Given passage ->
____

Tuffgirl 06-28-2011 08:17 AM

Early recovery is a messy, emotional time. Is he in AA or working another program?

I had a long talk with my RAH over the weekend. We've been considering divorce. But one thing that keeps us from just filing those papers is the advice we both get from old-timers to not do anything drastic in the first year of recovery. Let at least that first entire year go by before deciding drastic life changes, including divorce. We live separately right now, thank goodness. Because its been just as much of an emotional roller-coaster as it was when he was actively drinking.

So what else are you doing with your life? Anything new you can try to step outside of this situation for a bit? A new activity, an interest you've wanted to do but never tried? Sometimes we have to force our heads to stop obsessing by distracting ourselves with other activities....

Hang in there. IMHO, it gets worse before it gets better! But it does get better...

Alone22 06-28-2011 08:22 AM

You RAH may not be drinking, but he sure isn't in recovery either, or he could just be a big fat heartless jerk to his core. Get mad! What he is doing is pure crap. There is no reason for a mature adult to act this way. He needs to pull his head out, or jump off his high horse and do what is best for your daughter. She has to be feeling the effects of all this and if he loves her he would calm down and start thinking straight. I would limit your interaction with him. Keep it simple when you have to. Only discuss his visitation with her at this point. You may need to get an attorney at this point to help you get things worked out.


Meanwhile focus on you and what you need in your life. Keep busy and distract yourself from all of this as much as possible. I find it helpful to read Al-non recovery books to regain my focus and get my mind in a better place.

____

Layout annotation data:

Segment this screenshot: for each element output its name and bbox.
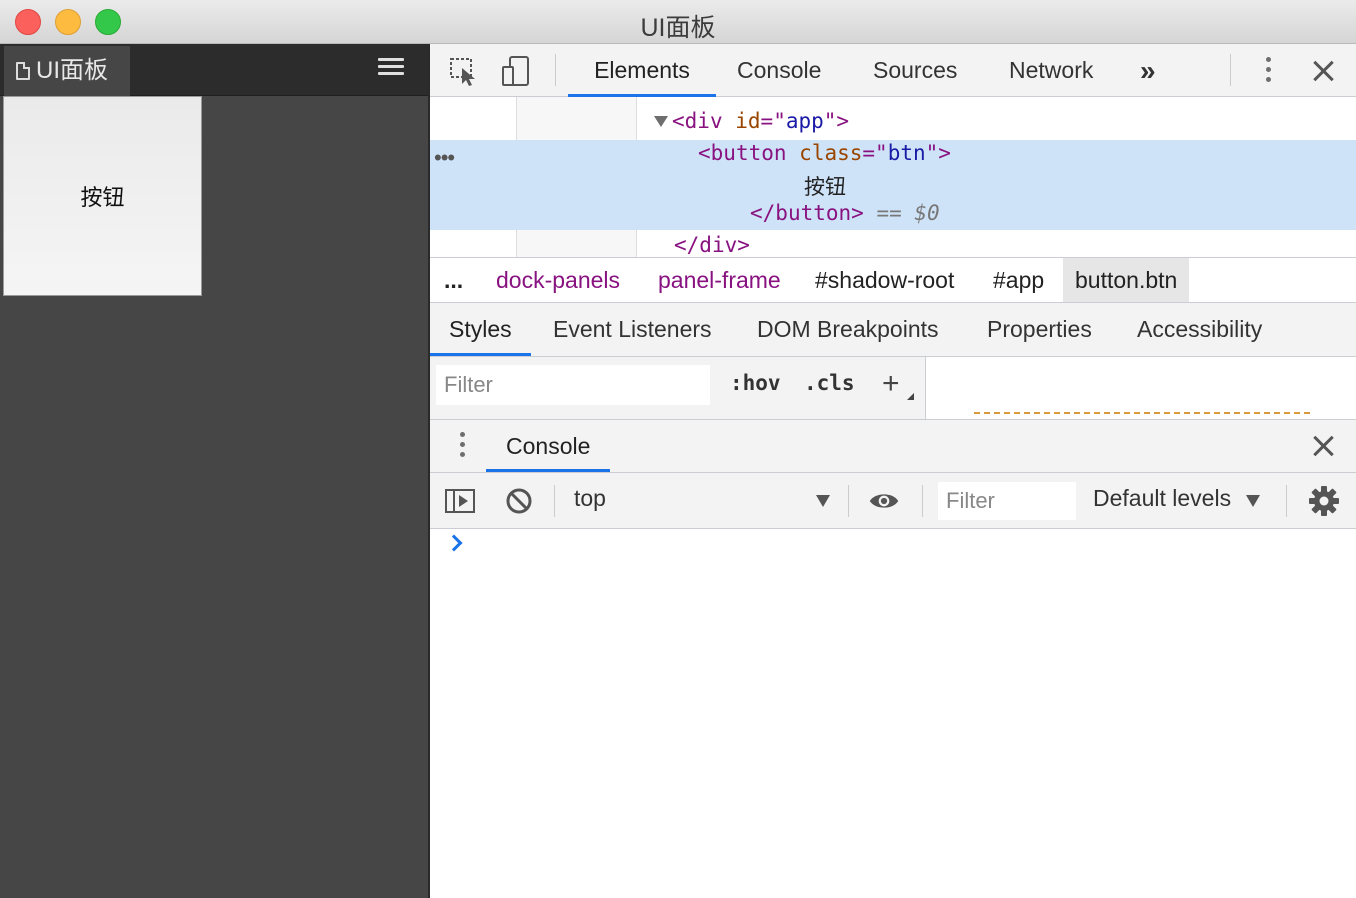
hov-toggle[interactable]: :hov xyxy=(730,371,781,395)
cls-toggle[interactable]: .cls xyxy=(804,371,855,395)
drawer-header: Console xyxy=(430,419,1356,473)
close-devtools-icon[interactable] xyxy=(1312,60,1334,82)
tab-dom-breakpoints[interactable]: DOM Breakpoints xyxy=(757,303,939,356)
breadcrumb: ... dock-panels panel-frame #shadow-root… xyxy=(430,257,1356,303)
dom-node-div[interactable]: <div id="app"> xyxy=(654,109,849,133)
customize-menu-icon[interactable] xyxy=(1266,57,1272,87)
live-expression-eye-icon[interactable] xyxy=(868,485,900,517)
console-output[interactable] xyxy=(430,529,1356,898)
clear-console-icon[interactable] xyxy=(503,485,535,517)
node-actions-icon[interactable]: ••• xyxy=(434,145,455,171)
console-settings-gear-icon[interactable] xyxy=(1308,485,1340,517)
tab-console[interactable]: Console xyxy=(737,44,821,97)
tab-properties[interactable]: Properties xyxy=(987,303,1092,356)
styles-filter-row: :hov .cls + xyxy=(430,357,1356,419)
demo-button[interactable]: 按钮 xyxy=(3,96,202,296)
document-icon xyxy=(16,62,30,80)
devtools-toolbar: Elements Console Sources Network » xyxy=(430,44,1356,97)
tab-network[interactable]: Network xyxy=(1009,44,1093,97)
panel-tab-label: UI面板 xyxy=(36,57,108,84)
devtools: Elements Console Sources Network » ••• <… xyxy=(430,44,1356,898)
inspect-element-icon[interactable] xyxy=(448,55,480,87)
tab-elements[interactable]: Elements xyxy=(568,44,716,97)
console-toolbar: top Default levels xyxy=(430,473,1356,529)
context-selector[interactable]: top xyxy=(574,485,606,512)
tab-event-listeners[interactable]: Event Listeners xyxy=(553,303,712,356)
close-drawer-icon[interactable] xyxy=(1312,435,1334,457)
sidebar-toggle-icon[interactable] xyxy=(444,485,476,517)
dom-text-node[interactable]: 按钮 xyxy=(804,171,846,201)
log-levels-dropdown[interactable]: Default levels xyxy=(1093,485,1231,512)
sidebar-tabs: Styles Event Listeners DOM Breakpoints P… xyxy=(430,303,1356,357)
ui-panel: UI面板 按钮 xyxy=(0,44,430,898)
context-dropdown-icon[interactable] xyxy=(816,495,830,507)
panel-tab[interactable]: UI面板 xyxy=(4,46,130,96)
levels-dropdown-icon[interactable] xyxy=(1246,495,1260,507)
dom-node-button[interactable]: <button class="btn"> xyxy=(698,141,951,165)
drawer-menu-icon[interactable] xyxy=(460,432,466,462)
tab-accessibility[interactable]: Accessibility xyxy=(1137,303,1262,356)
breadcrumb-button-btn[interactable]: button.btn xyxy=(1063,258,1190,302)
tab-sources[interactable]: Sources xyxy=(873,44,957,97)
dom-tree: ••• <div id="app"> <button class="btn"> … xyxy=(430,97,1356,257)
more-tabs-button[interactable]: » xyxy=(1140,44,1156,97)
console-filter-input[interactable] xyxy=(938,482,1076,520)
breadcrumb-panel-frame[interactable]: panel-frame xyxy=(658,258,781,302)
new-style-rule-menu-icon[interactable] xyxy=(907,393,914,400)
dom-node-div-close: </div> xyxy=(674,233,750,257)
window-titlebar: UI面板 xyxy=(0,0,1356,44)
styles-filter-input[interactable] xyxy=(436,365,710,405)
drawer-tab-console[interactable]: Console xyxy=(486,420,611,472)
breadcrumb-app[interactable]: #app xyxy=(993,258,1044,302)
breadcrumb-dock-panels[interactable]: dock-panels xyxy=(496,258,620,302)
panel-header: UI面板 xyxy=(0,44,428,96)
device-toolbar-icon[interactable] xyxy=(500,55,532,87)
box-model-outline xyxy=(974,412,1310,419)
menu-icon[interactable] xyxy=(378,58,404,82)
console-prompt-icon xyxy=(445,534,463,552)
breadcrumb-shadow-root[interactable]: #shadow-root xyxy=(815,258,954,302)
tab-styles[interactable]: Styles xyxy=(430,303,531,356)
window-title: UI面板 xyxy=(640,14,716,42)
breadcrumb-overflow[interactable]: ... xyxy=(444,258,463,302)
new-style-rule-button[interactable]: + xyxy=(882,367,900,401)
dom-node-button-close: </button> == $0 xyxy=(750,201,940,225)
expand-triangle-icon[interactable] xyxy=(654,116,668,127)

____

Stated goal A ->
Answer these questions about the forum thread:
(i) What advice do old-timers give about the first year of recovery?
(ii) What is the only topic Alone22 says to discuss with him at this point?
(iii) What does Alone22 read to regain focus?
Stated goal B -> Summarize the forum thread in two sentences.
Stated goal C -> Continue the forum thread from its last sentence.

Written answer A ->
(i) Not to do anything drastic in the first year of recovery, and to let that whole year pass before deciding on drastic life changes, including divorce.
(ii) His visitation with the daughter.
(iii) Al-non recovery books.

Written answer B -> The first post calls early recovery a messy, emotional time, says the writer and an RAH who live separately are holding off on divorce because old-timers advise waiting out the first year, and suggests trying new activities as a distraction. The second post says the other person's RAH is not really in recovery, advises limiting contact to talk of visitation and possibly getting an attorney, and recommends staying busy and reading Al-non recovery books.

Written answer C ->
sweetteewalls 06-28-2011 01:11 PM

He already took it to court this morning and now we have mediation in August. I can't believe he is doing this within days of moving out. I cannot take it. I am not this strong. All he wants to do is control me. I guess I am in for the ride of my life. After everything I've done to stand by him, he's throwing daggers now. I can't stand this physical ache I feel inside.

ANEWAUGUST 06-28-2011 01:33 PM

You can take it. You are that strong.

You have your daughter to think of.

This is happening, please seek some legal counsel, call your Al-Anon sponsor and surround yourself with face to face support.

marie1960 06-28-2011 02:03 PM

The only way he can walk all over you is if you are lying down. Stand up, get focused , and take control of your life, stop giving him all the power.

I can see you are hurting, it will hurt less if you make good smart choices for you and your daughter. When it comes to visitation arrangements keep it simple, yes a schedule would be best, but nothing in life is etched in stone, so we have to learn to adapt. You can't let these things get the best of you.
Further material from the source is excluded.